__What you are asked to do__: Lines containing the word "JSON" are to be located and copied.

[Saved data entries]
- - - -

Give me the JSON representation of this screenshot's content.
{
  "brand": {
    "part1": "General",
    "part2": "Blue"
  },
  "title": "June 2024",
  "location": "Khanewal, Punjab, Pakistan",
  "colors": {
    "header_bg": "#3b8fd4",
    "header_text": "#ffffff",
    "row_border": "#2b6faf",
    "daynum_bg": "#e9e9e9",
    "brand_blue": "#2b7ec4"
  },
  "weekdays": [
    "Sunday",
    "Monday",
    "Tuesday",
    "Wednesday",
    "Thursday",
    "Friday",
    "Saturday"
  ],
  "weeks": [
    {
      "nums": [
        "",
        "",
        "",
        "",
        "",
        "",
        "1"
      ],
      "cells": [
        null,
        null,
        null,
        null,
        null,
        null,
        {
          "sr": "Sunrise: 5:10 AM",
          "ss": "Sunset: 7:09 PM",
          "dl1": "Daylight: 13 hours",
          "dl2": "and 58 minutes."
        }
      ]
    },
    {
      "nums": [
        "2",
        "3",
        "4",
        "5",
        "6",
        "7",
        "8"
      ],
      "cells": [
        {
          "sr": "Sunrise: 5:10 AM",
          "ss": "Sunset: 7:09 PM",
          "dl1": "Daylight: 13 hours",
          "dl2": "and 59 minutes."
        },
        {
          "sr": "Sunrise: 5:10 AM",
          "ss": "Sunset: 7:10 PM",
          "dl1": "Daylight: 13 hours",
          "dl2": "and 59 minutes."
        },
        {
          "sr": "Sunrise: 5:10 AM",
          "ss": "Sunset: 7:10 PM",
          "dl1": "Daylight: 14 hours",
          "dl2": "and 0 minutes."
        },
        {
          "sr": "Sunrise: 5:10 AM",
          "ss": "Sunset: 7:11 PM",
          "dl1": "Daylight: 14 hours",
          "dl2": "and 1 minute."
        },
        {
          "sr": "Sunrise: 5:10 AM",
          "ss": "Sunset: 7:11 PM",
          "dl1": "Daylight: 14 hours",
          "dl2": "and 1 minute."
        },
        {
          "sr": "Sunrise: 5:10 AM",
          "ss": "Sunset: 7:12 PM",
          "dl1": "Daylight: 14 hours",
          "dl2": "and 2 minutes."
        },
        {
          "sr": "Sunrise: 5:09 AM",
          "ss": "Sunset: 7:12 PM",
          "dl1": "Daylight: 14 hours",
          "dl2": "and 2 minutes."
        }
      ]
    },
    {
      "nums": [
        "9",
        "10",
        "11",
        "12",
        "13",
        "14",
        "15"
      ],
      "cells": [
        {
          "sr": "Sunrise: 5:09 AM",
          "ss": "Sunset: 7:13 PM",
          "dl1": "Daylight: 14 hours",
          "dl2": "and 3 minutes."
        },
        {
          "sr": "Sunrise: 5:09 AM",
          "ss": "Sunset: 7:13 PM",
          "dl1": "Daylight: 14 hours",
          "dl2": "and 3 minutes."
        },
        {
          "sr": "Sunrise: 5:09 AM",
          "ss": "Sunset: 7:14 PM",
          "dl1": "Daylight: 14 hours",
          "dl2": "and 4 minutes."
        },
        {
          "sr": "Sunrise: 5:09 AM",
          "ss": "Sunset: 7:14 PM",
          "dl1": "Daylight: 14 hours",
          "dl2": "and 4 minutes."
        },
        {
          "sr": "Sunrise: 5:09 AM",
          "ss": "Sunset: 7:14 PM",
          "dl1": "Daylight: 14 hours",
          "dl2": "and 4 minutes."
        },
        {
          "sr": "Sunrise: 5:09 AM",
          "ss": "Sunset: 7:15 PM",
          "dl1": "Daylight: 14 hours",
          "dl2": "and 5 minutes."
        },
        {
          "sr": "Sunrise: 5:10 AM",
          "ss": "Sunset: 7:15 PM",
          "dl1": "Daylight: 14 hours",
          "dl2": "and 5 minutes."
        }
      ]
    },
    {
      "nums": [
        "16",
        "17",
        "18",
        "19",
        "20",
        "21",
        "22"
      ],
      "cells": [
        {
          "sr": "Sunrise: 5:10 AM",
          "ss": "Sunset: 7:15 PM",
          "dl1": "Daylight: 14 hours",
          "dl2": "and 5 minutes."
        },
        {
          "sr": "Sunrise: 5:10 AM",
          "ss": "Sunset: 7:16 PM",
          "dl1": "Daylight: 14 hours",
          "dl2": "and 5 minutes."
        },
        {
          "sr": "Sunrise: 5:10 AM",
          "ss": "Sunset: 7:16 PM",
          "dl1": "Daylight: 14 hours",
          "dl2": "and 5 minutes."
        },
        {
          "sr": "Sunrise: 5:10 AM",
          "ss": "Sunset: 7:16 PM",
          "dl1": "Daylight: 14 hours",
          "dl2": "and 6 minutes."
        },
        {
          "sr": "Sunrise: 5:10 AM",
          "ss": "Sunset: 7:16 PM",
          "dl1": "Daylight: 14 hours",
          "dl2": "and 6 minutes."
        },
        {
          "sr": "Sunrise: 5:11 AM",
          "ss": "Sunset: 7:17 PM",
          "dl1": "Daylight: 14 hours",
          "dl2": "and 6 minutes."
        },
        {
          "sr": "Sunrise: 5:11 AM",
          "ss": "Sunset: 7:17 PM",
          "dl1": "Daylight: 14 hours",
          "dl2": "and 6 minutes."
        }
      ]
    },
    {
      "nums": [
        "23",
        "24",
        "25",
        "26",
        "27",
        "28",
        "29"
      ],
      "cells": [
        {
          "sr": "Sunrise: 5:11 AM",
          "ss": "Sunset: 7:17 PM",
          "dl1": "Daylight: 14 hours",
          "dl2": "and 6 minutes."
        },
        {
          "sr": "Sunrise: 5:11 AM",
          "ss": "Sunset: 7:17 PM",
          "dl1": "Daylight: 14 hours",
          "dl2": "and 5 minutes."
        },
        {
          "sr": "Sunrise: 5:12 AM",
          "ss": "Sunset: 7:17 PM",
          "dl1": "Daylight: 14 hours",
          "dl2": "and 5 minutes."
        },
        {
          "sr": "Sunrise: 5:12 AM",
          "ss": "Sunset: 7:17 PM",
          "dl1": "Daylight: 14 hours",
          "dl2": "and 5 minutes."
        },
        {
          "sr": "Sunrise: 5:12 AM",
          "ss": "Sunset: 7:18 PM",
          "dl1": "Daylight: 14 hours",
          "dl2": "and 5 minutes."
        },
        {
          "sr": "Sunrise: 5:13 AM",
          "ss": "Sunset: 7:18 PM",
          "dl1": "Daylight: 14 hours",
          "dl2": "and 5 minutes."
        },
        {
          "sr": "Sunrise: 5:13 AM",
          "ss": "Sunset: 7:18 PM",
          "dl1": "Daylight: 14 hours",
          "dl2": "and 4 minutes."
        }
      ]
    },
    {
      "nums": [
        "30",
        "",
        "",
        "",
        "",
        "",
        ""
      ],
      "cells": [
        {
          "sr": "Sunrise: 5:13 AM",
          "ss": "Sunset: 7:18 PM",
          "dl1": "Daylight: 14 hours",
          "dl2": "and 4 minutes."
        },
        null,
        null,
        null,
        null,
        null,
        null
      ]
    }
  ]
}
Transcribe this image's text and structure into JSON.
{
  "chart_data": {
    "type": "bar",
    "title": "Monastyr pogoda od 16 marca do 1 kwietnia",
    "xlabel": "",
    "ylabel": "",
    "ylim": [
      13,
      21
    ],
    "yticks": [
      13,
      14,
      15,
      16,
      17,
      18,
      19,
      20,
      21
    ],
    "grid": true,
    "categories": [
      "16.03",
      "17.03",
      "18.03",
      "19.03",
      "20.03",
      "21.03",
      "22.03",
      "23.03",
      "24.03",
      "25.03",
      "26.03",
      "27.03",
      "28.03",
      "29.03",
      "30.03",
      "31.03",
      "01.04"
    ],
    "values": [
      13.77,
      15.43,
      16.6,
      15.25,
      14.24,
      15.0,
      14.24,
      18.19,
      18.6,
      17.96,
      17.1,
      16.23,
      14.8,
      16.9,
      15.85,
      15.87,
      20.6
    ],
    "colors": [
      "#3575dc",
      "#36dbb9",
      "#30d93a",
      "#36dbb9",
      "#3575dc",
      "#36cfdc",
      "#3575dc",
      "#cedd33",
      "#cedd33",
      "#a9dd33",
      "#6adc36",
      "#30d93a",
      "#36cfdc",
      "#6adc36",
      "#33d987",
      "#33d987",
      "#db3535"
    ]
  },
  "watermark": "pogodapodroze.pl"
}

- - - -

__Answer to this exercise__:
Give me the JSON representation of this screenshot's content.
Transcribe this image's text and structure into JSON.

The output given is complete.